(Lines of data)
┄┄┄┄┄┄┄┄┄┄┄┄┄┄┄┄┄┄┄┄

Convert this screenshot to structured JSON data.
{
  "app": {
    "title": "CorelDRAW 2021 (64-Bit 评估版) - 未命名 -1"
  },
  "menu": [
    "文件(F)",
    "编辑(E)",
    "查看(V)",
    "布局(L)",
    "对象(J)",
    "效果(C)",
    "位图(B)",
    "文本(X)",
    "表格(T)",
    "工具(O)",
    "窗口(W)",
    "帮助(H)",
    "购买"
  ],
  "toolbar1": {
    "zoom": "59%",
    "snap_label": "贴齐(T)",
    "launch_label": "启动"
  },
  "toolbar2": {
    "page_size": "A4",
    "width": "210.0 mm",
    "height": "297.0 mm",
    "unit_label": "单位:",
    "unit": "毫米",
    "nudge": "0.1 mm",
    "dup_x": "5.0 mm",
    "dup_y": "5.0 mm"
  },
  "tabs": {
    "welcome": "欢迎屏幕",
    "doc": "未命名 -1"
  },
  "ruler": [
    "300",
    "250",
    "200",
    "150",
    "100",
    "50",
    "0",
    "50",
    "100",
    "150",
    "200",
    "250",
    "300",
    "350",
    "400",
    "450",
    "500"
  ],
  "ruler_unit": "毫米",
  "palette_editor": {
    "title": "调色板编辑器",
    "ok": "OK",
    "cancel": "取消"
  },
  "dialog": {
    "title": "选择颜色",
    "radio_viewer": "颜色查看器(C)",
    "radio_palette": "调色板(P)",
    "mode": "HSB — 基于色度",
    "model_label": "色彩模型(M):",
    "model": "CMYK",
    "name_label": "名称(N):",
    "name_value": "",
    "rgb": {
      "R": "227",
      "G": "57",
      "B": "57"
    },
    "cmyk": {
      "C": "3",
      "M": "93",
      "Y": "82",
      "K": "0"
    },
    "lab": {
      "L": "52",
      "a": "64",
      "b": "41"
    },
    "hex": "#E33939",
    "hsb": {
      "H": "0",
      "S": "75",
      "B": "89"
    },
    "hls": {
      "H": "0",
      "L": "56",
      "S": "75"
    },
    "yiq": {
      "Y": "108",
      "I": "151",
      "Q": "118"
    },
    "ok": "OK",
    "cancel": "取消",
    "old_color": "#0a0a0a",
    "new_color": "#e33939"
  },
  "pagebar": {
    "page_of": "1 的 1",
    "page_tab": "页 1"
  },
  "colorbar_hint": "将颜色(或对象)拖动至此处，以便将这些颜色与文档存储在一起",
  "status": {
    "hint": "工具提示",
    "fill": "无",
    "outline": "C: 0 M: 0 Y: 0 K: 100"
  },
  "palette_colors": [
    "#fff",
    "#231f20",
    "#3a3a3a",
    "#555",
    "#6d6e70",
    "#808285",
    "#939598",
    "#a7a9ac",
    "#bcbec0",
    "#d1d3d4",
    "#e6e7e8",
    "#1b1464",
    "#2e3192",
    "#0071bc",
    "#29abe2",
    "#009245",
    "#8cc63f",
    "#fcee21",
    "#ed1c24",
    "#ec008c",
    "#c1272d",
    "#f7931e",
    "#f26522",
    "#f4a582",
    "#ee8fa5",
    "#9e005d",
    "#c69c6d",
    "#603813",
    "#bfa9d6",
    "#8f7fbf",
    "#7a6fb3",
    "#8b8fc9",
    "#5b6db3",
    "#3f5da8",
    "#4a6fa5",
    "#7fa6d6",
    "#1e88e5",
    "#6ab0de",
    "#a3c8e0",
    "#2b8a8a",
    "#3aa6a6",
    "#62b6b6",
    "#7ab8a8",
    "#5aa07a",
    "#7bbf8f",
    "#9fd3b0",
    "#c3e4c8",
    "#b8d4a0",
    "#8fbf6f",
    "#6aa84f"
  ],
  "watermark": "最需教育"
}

┄┄┄┄┄┄┄┄┄┄┄┄┄┄┄┄┄┄┄┄

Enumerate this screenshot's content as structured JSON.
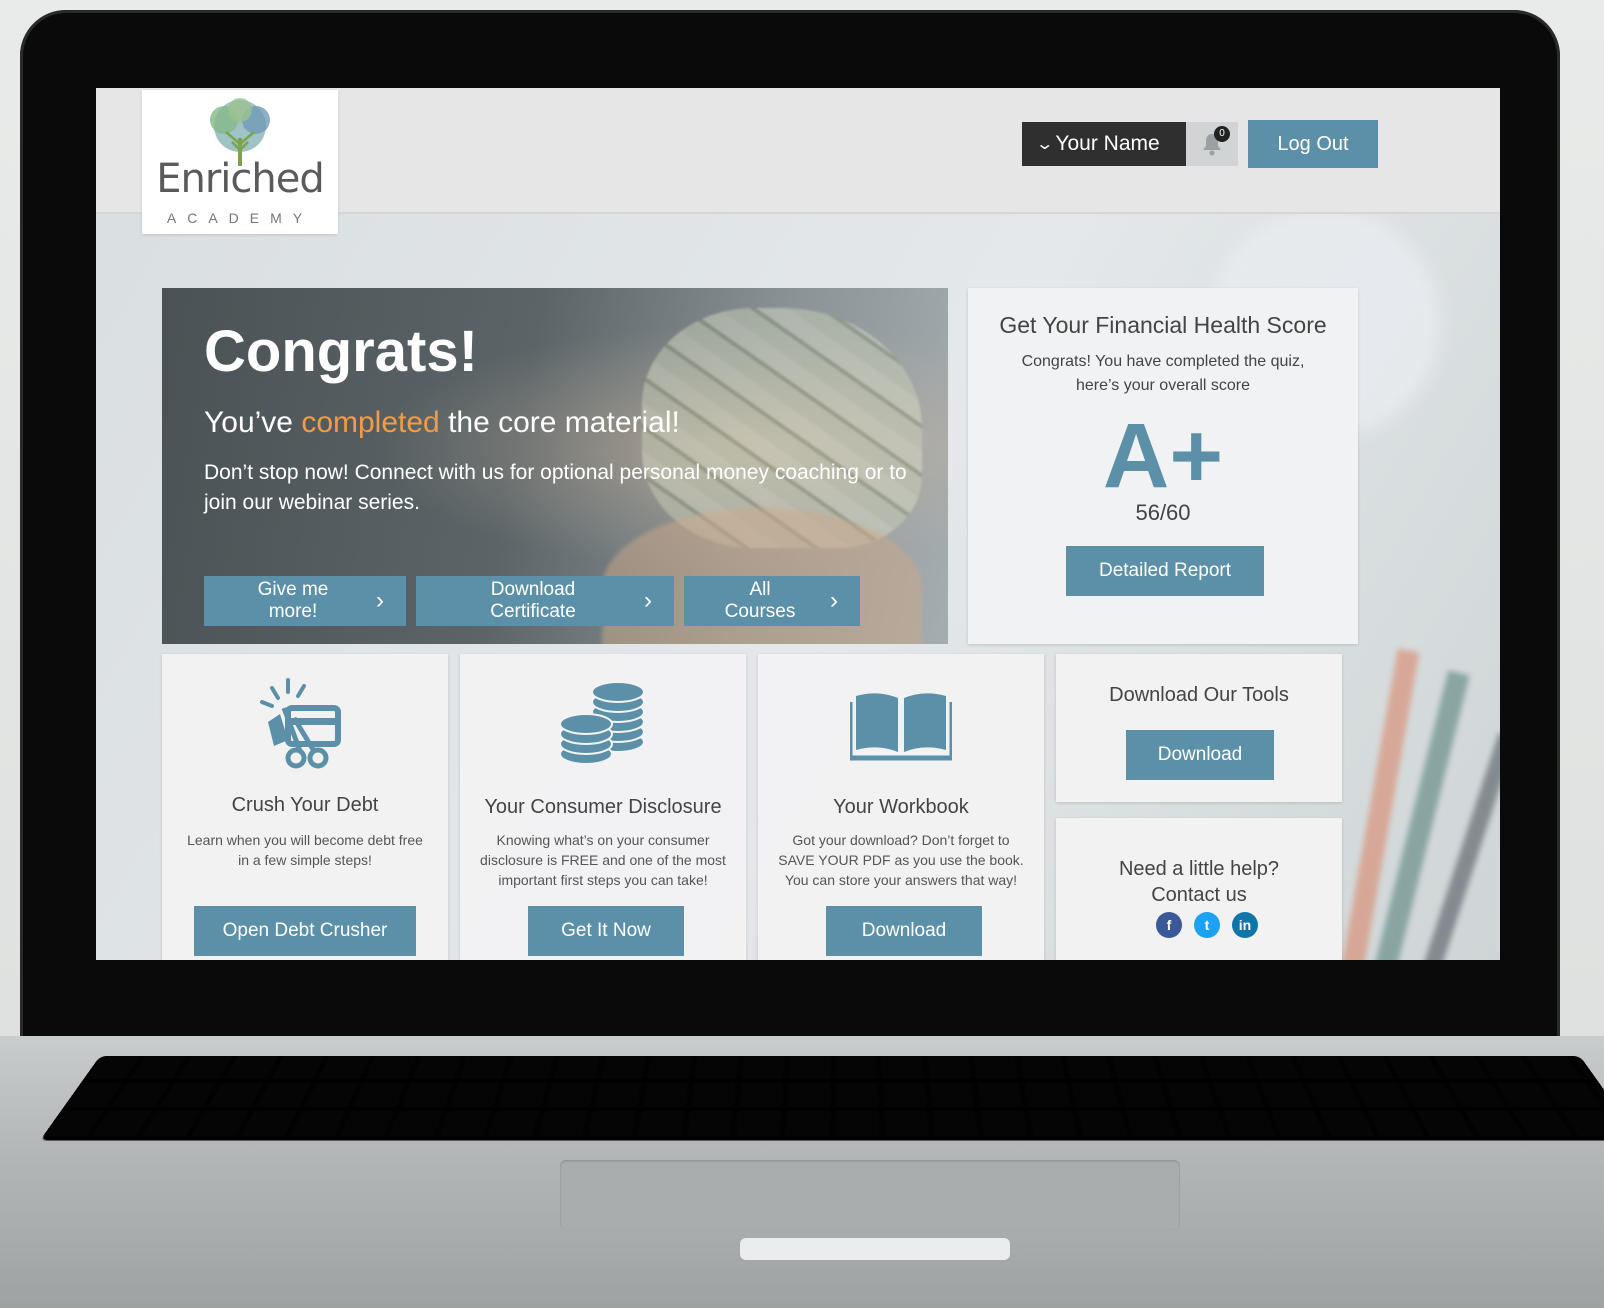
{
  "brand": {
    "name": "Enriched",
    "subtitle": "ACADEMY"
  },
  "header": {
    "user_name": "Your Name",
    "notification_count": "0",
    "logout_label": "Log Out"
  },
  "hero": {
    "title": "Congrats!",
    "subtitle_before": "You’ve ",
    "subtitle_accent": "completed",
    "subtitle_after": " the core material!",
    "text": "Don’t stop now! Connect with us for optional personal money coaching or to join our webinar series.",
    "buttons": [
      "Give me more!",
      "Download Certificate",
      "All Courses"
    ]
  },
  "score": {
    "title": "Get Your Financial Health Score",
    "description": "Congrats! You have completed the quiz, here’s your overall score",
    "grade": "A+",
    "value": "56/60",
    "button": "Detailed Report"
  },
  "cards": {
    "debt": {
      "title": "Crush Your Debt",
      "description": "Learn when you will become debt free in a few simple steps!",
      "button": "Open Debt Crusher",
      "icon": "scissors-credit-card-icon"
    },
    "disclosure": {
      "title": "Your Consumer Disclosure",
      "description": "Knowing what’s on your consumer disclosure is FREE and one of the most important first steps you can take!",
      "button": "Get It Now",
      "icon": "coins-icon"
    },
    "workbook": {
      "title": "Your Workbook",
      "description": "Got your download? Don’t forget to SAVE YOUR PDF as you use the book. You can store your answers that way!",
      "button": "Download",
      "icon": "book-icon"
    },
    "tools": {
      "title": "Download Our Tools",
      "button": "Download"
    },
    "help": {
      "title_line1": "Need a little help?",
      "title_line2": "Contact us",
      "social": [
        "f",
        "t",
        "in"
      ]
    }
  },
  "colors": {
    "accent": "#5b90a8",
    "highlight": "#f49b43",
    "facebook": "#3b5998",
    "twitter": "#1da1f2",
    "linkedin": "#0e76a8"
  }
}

┄┄┄┄┄┄┄┄┄┄┄┄┄┄┄┄┄┄┄┄

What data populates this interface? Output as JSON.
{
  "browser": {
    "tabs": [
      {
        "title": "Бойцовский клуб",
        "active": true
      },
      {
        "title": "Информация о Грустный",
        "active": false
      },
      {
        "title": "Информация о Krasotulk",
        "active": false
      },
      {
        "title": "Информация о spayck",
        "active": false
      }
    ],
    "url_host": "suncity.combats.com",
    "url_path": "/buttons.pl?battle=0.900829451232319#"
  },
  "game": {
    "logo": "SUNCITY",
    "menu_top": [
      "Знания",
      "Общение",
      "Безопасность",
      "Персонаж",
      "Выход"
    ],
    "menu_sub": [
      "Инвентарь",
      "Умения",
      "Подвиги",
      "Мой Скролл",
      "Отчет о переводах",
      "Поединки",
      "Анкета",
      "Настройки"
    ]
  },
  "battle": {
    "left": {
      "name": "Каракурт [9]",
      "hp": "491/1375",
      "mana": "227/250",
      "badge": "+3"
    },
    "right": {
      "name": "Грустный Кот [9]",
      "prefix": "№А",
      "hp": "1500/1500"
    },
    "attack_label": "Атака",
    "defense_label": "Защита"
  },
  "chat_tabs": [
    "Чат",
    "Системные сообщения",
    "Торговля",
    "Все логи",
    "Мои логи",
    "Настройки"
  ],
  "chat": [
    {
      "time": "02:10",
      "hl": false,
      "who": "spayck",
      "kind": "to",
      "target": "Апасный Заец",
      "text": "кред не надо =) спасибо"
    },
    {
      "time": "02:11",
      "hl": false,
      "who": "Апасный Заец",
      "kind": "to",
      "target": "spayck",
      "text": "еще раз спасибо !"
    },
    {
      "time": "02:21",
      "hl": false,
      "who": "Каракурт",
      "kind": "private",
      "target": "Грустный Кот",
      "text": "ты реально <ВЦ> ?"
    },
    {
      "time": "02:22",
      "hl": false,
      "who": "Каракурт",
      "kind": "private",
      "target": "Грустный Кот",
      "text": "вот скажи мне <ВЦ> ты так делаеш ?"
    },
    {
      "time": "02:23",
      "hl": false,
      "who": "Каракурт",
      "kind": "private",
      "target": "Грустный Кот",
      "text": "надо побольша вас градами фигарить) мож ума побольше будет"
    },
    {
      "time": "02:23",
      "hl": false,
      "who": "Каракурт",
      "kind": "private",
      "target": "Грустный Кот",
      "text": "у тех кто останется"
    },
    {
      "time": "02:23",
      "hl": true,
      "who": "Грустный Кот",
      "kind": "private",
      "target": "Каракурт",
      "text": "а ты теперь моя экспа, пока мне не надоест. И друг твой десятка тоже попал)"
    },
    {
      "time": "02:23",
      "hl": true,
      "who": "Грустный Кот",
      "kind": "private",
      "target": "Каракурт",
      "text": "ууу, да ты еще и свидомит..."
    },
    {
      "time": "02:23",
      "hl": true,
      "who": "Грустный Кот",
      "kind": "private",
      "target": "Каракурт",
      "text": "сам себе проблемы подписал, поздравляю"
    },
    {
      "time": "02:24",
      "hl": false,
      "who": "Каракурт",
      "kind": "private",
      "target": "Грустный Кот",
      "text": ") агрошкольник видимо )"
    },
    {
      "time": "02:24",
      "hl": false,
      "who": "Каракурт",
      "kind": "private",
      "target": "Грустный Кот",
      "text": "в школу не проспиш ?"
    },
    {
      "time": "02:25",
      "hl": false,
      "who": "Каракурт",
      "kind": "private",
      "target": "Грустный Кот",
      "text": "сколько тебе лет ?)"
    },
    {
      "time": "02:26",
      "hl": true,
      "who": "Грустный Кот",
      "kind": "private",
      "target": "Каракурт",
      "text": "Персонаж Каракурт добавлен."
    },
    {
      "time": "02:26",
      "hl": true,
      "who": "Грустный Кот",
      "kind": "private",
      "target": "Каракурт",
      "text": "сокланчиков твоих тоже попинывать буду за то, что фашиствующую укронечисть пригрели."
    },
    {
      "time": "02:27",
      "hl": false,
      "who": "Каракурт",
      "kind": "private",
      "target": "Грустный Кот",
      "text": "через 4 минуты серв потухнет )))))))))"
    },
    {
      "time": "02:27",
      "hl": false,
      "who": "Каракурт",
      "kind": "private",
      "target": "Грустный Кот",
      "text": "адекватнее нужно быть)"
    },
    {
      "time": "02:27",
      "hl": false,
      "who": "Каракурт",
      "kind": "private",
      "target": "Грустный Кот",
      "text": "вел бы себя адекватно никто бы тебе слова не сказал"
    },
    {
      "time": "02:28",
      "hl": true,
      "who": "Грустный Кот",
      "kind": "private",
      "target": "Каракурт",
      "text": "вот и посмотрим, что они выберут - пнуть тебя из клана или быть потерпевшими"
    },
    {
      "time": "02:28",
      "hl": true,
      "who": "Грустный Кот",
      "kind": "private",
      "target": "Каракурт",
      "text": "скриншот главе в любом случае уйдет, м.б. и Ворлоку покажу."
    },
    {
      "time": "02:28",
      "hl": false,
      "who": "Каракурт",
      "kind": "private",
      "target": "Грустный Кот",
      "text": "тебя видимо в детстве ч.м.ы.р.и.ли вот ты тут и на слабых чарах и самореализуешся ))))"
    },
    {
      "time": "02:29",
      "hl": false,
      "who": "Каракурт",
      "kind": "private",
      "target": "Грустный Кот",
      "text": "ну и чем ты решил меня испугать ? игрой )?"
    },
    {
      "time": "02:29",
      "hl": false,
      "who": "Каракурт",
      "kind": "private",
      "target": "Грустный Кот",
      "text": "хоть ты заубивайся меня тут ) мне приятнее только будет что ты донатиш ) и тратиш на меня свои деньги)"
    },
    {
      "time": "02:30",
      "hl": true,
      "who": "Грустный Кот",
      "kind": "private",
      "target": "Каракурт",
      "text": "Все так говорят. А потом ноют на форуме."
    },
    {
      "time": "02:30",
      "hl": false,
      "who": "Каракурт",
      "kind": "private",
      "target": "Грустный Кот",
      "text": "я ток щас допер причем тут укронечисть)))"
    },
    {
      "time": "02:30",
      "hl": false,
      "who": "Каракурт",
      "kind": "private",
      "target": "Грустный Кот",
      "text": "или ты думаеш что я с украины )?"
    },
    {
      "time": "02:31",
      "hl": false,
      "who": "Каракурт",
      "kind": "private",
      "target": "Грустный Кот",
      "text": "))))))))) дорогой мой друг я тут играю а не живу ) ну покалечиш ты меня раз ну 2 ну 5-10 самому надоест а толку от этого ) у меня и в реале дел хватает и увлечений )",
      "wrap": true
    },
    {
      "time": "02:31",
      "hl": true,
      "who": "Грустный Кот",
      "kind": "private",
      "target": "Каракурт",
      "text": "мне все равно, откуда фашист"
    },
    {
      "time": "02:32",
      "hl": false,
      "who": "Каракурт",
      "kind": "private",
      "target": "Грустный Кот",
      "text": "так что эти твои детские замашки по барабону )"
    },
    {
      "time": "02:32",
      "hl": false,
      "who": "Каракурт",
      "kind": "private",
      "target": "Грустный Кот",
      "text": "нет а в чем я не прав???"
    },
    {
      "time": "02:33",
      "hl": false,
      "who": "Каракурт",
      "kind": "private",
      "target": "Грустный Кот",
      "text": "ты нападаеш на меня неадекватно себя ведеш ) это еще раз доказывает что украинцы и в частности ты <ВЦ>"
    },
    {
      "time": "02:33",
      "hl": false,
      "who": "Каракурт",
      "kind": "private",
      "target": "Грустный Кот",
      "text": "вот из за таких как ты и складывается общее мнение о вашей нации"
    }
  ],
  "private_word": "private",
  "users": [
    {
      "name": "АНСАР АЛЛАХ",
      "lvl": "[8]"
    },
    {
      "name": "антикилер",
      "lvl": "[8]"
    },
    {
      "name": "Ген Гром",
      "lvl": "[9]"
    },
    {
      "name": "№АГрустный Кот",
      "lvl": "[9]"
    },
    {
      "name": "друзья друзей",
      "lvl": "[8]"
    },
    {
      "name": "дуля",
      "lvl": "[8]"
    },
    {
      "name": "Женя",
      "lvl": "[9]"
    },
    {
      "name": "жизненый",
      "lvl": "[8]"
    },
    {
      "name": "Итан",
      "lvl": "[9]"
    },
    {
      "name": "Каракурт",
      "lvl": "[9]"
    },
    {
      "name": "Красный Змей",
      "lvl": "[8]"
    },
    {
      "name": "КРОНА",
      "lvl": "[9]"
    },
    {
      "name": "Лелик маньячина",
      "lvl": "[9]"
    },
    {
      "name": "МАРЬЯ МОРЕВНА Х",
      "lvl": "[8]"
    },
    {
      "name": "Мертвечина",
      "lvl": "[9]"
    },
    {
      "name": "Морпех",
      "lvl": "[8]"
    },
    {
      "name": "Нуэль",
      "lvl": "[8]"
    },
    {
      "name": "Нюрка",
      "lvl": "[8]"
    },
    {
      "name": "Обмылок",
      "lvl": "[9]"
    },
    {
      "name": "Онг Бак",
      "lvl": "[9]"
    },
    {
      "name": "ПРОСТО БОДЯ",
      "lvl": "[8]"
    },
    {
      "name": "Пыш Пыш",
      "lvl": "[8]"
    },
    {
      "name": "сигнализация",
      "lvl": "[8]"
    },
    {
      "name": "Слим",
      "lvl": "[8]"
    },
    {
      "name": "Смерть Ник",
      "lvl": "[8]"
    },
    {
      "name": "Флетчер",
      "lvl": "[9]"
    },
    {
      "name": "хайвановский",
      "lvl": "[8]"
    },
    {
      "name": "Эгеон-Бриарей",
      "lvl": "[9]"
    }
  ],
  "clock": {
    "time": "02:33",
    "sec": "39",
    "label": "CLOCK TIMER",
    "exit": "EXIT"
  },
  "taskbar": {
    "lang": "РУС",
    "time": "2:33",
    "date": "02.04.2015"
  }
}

┄┄┄┄┄┄┄┄┄┄┄┄┄┄┄┄┄┄┄┄

Only a number is wanted: how many lines contain "icon"?

**CORRECT RESULT:**
3